Stored items
▼

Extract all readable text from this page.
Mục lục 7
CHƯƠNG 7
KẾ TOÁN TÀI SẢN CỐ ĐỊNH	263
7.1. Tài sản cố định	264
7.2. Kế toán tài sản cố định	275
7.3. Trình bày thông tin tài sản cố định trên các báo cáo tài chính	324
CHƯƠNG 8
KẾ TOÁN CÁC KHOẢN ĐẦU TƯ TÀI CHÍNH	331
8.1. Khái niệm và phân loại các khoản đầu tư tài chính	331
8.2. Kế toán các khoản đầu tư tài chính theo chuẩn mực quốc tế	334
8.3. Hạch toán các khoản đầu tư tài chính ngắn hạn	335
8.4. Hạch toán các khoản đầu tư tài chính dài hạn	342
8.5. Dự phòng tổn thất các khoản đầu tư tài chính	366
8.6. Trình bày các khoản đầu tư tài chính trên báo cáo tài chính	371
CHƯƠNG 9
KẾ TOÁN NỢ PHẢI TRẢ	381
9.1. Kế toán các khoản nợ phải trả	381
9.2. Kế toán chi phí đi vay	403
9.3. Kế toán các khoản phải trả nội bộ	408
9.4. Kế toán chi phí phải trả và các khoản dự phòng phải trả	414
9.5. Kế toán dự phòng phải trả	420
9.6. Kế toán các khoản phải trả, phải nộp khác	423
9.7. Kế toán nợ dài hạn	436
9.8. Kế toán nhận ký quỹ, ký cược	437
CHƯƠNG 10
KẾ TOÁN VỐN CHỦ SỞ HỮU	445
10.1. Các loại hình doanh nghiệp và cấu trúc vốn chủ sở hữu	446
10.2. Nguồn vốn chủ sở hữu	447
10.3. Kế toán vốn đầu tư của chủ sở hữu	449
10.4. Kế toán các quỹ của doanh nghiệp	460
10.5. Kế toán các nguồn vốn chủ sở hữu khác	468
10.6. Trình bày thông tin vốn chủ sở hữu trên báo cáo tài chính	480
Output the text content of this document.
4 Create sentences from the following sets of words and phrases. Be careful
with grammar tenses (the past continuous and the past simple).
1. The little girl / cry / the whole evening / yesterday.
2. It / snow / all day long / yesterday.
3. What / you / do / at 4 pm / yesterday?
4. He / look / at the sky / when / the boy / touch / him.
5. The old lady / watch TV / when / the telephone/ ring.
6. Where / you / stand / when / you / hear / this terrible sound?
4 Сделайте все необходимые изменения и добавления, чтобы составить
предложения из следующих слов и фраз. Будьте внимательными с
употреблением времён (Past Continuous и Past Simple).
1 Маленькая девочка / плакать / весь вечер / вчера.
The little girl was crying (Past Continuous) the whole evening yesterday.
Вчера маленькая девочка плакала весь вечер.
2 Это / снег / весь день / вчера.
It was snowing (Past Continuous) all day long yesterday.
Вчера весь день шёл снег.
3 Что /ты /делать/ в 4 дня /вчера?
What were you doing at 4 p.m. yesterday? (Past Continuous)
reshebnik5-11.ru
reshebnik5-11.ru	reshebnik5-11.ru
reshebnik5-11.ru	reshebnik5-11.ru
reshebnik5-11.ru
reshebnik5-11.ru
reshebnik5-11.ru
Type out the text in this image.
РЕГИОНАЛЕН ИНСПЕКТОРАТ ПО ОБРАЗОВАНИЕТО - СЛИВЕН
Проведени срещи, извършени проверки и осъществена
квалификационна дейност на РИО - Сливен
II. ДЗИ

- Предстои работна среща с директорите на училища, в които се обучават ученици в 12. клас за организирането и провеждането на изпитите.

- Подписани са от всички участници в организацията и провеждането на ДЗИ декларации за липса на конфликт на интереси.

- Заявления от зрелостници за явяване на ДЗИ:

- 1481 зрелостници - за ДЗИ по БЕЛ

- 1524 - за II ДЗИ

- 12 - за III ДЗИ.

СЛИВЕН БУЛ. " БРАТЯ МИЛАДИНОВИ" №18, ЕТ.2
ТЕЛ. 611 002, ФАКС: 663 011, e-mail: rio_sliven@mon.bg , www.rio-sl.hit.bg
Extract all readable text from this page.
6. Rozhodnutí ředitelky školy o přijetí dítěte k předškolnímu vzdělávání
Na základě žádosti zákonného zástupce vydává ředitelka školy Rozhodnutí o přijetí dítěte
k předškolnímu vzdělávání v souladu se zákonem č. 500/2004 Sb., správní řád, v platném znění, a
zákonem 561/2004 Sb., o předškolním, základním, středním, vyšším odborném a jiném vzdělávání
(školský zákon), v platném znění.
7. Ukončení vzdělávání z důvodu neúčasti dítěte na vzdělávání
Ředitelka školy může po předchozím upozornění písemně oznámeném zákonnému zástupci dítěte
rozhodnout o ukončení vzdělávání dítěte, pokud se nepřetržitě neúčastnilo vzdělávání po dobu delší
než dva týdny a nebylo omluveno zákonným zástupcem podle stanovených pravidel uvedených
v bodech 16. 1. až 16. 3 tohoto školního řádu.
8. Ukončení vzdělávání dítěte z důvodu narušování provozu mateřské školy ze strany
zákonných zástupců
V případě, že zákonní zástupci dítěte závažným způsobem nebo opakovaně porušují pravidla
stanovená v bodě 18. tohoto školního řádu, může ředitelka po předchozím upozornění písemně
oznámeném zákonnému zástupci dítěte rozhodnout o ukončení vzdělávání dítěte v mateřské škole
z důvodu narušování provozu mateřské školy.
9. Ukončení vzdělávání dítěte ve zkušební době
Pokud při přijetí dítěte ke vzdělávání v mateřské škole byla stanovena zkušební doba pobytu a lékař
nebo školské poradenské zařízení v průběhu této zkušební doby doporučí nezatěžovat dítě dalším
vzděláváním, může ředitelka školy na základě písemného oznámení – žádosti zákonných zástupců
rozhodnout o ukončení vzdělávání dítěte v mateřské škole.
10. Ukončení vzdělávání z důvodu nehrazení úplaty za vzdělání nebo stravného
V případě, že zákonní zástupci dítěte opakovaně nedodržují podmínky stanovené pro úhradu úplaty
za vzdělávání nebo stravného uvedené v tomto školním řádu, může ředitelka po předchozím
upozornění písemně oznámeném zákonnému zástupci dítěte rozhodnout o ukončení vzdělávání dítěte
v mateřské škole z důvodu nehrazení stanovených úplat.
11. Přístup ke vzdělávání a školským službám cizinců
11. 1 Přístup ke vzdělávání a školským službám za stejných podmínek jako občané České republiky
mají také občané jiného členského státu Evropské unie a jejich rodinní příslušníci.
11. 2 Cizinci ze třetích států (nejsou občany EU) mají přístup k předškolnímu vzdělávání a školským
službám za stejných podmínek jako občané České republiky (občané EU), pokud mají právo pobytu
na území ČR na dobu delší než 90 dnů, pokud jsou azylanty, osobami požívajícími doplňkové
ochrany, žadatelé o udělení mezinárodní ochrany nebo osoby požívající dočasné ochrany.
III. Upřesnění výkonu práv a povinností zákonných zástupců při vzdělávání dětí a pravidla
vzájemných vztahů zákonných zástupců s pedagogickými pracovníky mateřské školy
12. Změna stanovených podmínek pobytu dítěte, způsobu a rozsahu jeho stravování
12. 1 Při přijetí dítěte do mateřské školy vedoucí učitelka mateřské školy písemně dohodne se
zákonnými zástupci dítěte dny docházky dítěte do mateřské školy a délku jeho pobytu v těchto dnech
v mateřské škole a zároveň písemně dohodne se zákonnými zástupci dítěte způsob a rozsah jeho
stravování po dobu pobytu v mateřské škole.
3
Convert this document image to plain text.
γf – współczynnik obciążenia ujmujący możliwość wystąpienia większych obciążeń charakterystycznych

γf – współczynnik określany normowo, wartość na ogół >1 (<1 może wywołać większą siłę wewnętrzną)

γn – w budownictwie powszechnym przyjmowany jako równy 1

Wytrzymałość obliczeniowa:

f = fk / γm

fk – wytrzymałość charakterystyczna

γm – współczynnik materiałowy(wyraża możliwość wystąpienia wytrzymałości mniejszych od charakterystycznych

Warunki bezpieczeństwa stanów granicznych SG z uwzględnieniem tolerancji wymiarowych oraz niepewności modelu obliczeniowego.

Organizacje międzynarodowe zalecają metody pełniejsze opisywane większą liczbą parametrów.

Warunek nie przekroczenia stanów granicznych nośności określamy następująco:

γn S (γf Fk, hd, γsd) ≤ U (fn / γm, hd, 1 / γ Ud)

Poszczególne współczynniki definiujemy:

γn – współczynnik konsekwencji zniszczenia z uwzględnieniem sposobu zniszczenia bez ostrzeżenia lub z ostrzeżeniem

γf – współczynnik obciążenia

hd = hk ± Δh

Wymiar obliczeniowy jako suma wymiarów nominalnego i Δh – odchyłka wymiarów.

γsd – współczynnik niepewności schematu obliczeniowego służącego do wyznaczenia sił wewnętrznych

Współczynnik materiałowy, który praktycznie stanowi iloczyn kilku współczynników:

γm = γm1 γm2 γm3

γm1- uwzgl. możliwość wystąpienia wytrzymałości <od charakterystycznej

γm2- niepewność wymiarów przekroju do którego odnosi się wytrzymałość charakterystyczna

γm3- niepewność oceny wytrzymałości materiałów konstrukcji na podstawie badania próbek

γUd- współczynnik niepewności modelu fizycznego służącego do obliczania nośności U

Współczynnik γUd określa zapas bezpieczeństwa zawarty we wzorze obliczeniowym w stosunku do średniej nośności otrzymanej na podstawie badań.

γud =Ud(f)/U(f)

▲

__Given task__:
Count all lines of the data that include "předchozím". The answer is the number alone.

__Task response__:
3